= RECORD SET =
■ ■ ■ ■ ■

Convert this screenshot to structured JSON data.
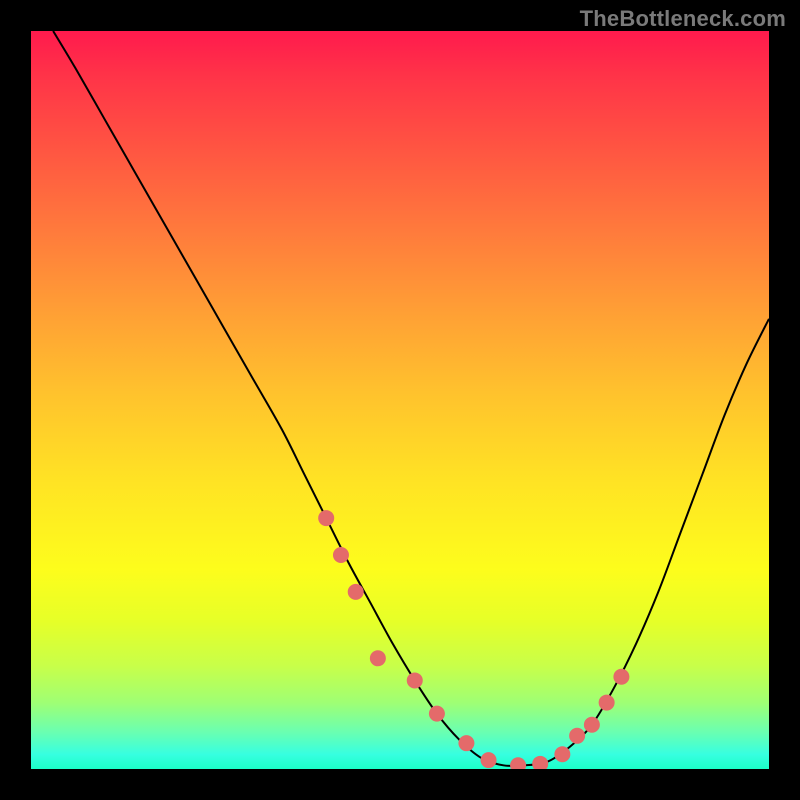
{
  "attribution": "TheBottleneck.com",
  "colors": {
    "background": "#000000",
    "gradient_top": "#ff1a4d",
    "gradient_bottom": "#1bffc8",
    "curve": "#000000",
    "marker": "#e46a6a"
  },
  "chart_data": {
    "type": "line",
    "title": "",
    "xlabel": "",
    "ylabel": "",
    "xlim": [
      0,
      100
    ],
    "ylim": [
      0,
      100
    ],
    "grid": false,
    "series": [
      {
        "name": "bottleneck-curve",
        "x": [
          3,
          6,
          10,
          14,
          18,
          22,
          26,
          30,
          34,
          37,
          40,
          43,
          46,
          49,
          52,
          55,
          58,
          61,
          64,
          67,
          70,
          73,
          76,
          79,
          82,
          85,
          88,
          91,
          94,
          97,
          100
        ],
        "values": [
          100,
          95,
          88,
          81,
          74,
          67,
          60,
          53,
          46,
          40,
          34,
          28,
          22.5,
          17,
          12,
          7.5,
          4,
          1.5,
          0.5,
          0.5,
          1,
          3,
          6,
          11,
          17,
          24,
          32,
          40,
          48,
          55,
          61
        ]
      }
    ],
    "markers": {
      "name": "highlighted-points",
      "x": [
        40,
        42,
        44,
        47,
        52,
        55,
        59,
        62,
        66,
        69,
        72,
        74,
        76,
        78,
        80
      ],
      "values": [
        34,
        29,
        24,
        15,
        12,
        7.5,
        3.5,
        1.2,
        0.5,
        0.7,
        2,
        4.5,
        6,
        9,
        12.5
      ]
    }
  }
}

■ ■ ■ ■ ■

= WHAT NEEDS TO BE DONE =
Retype the whole listing exactly and leave the pictures out.

= COMPLETE OUTPUT =
Convert this screenshot to structured JSON data.
{
  "attribution": "TheBottleneck.com",
  "colors": {
    "background": "#000000",
    "gradient_top": "#ff1a4d",
    "gradient_bottom": "#1bffc8",
    "curve": "#000000",
    "marker": "#e46a6a"
  },
  "chart_data": {
    "type": "line",
    "title": "",
    "xlabel": "",
    "ylabel": "",
    "xlim": [
      0,
      100
    ],
    "ylim": [
      0,
      100
    ],
    "grid": false,
    "series": [
      {
        "name": "bottleneck-curve",
        "x": [
          3,
          6,
          10,
          14,
          18,
          22,
          26,
          30,
          34,
          37,
          40,
          43,
          46,
          49,
          52,
          55,
          58,
          61,
          64,
          67,
          70,
          73,
          76,
          79,
          82,
          85,
          88,
          91,
          94,
          97,
          100
        ],
        "values": [
          100,
          95,
          88,
          81,
          74,
          67,
          60,
          53,
          46,
          40,
          34,
          28,
          22.5,
          17,
          12,
          7.5,
          4,
          1.5,
          0.5,
          0.5,
          1,
          3,
          6,
          11,
          17,
          24,
          32,
          40,
          48,
          55,
          61
        ]
      }
    ],
    "markers": {
      "name": "highlighted-points",
      "x": [
        40,
        42,
        44,
        47,
        52,
        55,
        59,
        62,
        66,
        69,
        72,
        74,
        76,
        78,
        80
      ],
      "values": [
        34,
        29,
        24,
        15,
        12,
        7.5,
        3.5,
        1.2,
        0.5,
        0.7,
        2,
        4.5,
        6,
        9,
        12.5
      ]
    }
  }
}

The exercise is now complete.